>> Begin Given records
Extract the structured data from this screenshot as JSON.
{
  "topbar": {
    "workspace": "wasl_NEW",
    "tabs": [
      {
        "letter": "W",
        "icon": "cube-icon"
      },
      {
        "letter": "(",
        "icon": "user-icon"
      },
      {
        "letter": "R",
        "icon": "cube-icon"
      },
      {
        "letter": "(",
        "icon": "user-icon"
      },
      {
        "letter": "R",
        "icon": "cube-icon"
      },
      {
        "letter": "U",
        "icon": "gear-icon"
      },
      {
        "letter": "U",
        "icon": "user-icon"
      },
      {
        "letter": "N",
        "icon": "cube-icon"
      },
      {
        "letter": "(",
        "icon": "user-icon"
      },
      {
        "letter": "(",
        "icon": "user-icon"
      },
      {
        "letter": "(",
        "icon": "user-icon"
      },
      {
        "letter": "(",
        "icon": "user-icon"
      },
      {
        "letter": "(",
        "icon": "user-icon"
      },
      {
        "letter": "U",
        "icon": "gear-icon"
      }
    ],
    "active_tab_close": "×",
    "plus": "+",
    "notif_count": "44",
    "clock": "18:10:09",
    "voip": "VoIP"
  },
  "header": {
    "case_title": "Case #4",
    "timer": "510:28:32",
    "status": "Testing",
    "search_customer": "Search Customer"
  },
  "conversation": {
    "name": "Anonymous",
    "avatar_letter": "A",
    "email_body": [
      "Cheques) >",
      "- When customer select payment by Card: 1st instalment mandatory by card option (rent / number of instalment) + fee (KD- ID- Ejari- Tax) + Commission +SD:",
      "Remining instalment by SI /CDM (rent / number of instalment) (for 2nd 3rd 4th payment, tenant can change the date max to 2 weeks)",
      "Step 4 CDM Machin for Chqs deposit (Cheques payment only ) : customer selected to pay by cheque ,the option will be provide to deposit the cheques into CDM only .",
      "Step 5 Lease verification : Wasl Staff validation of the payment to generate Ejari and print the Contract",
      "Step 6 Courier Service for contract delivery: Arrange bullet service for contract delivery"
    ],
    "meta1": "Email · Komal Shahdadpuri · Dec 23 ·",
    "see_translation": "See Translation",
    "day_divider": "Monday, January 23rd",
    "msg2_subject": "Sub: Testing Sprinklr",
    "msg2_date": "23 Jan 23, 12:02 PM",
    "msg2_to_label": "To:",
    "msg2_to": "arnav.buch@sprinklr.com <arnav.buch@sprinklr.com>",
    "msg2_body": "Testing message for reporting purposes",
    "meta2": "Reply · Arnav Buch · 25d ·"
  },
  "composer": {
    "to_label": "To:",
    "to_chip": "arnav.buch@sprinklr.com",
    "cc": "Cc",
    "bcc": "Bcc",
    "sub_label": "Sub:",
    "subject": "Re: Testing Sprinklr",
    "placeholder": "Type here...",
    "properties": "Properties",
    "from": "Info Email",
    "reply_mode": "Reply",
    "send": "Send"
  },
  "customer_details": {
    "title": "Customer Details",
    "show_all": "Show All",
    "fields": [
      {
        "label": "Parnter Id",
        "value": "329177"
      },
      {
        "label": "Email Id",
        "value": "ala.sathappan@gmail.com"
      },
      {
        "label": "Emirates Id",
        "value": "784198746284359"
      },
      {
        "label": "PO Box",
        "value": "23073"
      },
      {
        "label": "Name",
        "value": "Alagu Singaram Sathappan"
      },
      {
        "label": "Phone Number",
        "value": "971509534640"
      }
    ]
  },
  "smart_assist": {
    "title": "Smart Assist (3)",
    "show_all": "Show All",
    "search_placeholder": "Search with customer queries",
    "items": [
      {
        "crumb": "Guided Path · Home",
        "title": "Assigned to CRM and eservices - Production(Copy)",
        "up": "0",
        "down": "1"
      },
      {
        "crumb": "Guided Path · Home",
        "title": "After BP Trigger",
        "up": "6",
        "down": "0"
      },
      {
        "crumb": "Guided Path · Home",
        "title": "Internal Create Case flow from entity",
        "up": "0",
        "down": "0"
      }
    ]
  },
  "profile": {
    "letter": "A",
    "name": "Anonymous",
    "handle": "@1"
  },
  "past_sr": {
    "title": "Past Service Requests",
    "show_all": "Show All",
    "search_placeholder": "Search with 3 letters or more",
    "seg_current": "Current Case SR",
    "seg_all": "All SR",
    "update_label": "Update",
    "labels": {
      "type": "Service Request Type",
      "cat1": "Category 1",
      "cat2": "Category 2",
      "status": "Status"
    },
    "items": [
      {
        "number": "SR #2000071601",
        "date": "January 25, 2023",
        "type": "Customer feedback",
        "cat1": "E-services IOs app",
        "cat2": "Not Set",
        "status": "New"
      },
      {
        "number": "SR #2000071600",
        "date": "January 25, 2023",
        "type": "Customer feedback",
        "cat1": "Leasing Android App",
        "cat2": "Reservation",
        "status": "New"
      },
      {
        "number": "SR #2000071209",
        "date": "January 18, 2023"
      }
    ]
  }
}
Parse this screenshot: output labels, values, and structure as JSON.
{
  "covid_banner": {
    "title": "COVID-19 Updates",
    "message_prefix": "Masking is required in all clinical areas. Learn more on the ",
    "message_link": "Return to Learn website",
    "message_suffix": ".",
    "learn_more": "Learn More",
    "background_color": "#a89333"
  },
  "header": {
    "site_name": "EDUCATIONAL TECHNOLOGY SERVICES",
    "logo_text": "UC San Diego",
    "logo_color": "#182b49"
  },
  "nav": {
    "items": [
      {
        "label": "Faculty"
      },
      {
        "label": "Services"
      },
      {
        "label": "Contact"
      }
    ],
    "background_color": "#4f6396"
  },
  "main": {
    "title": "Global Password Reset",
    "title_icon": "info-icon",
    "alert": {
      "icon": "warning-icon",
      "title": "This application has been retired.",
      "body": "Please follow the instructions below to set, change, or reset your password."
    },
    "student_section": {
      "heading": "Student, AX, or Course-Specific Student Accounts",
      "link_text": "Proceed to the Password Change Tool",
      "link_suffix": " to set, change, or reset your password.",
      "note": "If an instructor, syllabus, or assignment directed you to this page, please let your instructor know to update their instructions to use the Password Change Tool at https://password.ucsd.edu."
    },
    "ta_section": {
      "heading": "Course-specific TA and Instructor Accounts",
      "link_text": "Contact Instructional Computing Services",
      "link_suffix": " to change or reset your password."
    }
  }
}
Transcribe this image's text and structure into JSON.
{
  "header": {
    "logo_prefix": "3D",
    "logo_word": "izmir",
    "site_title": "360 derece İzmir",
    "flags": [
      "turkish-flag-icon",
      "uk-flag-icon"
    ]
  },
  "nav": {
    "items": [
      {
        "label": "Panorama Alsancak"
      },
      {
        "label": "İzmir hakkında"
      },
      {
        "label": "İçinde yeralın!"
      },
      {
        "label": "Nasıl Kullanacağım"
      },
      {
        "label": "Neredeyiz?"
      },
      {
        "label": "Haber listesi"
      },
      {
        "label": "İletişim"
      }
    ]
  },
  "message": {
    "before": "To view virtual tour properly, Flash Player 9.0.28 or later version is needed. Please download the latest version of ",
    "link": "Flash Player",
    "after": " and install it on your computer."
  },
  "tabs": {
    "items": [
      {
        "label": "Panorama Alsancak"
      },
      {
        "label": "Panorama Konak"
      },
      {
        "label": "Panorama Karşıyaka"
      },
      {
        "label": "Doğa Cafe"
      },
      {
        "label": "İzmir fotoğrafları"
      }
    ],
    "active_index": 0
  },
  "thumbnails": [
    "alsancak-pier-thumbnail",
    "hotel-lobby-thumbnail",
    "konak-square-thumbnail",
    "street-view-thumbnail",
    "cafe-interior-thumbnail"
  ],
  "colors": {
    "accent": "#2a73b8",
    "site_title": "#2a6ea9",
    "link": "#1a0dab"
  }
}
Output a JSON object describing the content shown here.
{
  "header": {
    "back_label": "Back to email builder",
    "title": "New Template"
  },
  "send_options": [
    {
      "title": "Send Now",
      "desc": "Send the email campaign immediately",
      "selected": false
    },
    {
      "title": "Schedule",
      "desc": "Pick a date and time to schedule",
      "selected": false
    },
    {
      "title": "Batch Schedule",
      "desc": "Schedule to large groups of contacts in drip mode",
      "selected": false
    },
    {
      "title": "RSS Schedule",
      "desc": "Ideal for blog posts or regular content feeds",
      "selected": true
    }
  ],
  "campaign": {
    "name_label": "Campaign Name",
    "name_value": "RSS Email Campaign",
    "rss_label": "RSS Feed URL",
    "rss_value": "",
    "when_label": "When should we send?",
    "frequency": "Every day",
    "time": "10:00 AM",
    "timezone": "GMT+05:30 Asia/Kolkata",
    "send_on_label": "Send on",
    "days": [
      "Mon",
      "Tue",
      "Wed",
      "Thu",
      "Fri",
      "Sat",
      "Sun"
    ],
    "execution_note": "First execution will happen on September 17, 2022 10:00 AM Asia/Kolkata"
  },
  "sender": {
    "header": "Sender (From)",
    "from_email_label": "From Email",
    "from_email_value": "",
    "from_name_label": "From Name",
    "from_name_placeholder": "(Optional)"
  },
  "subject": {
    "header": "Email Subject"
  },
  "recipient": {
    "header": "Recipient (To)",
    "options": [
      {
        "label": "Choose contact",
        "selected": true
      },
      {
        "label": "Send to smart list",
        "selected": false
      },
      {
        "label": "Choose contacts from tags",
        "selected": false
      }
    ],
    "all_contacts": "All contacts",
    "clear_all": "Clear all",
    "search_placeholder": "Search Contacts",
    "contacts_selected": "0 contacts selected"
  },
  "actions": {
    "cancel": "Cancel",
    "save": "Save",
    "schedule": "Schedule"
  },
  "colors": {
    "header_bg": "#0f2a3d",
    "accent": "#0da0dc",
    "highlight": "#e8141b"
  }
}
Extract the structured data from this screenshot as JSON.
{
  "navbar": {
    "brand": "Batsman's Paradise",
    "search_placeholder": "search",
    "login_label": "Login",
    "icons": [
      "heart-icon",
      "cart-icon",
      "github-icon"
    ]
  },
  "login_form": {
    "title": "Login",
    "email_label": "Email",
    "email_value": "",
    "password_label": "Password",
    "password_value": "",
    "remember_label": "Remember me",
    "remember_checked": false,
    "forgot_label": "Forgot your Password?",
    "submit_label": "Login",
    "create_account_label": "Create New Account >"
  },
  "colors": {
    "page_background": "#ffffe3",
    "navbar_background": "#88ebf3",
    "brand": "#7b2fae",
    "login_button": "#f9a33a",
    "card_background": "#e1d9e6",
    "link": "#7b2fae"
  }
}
>> End Given records
- Prompt -
List every line in the records above that contains the word "Ejari".

- Task solution -
      "- When customer select payment by Card: 1st instalment mandatory by card option (rent / number of instalment) + fee (KD- ID- Ejari- Tax) + Commission +SD:",
      "Step 5 Lease verification : Wasl Staff validation of the payment to generate Ejari and print the Contract",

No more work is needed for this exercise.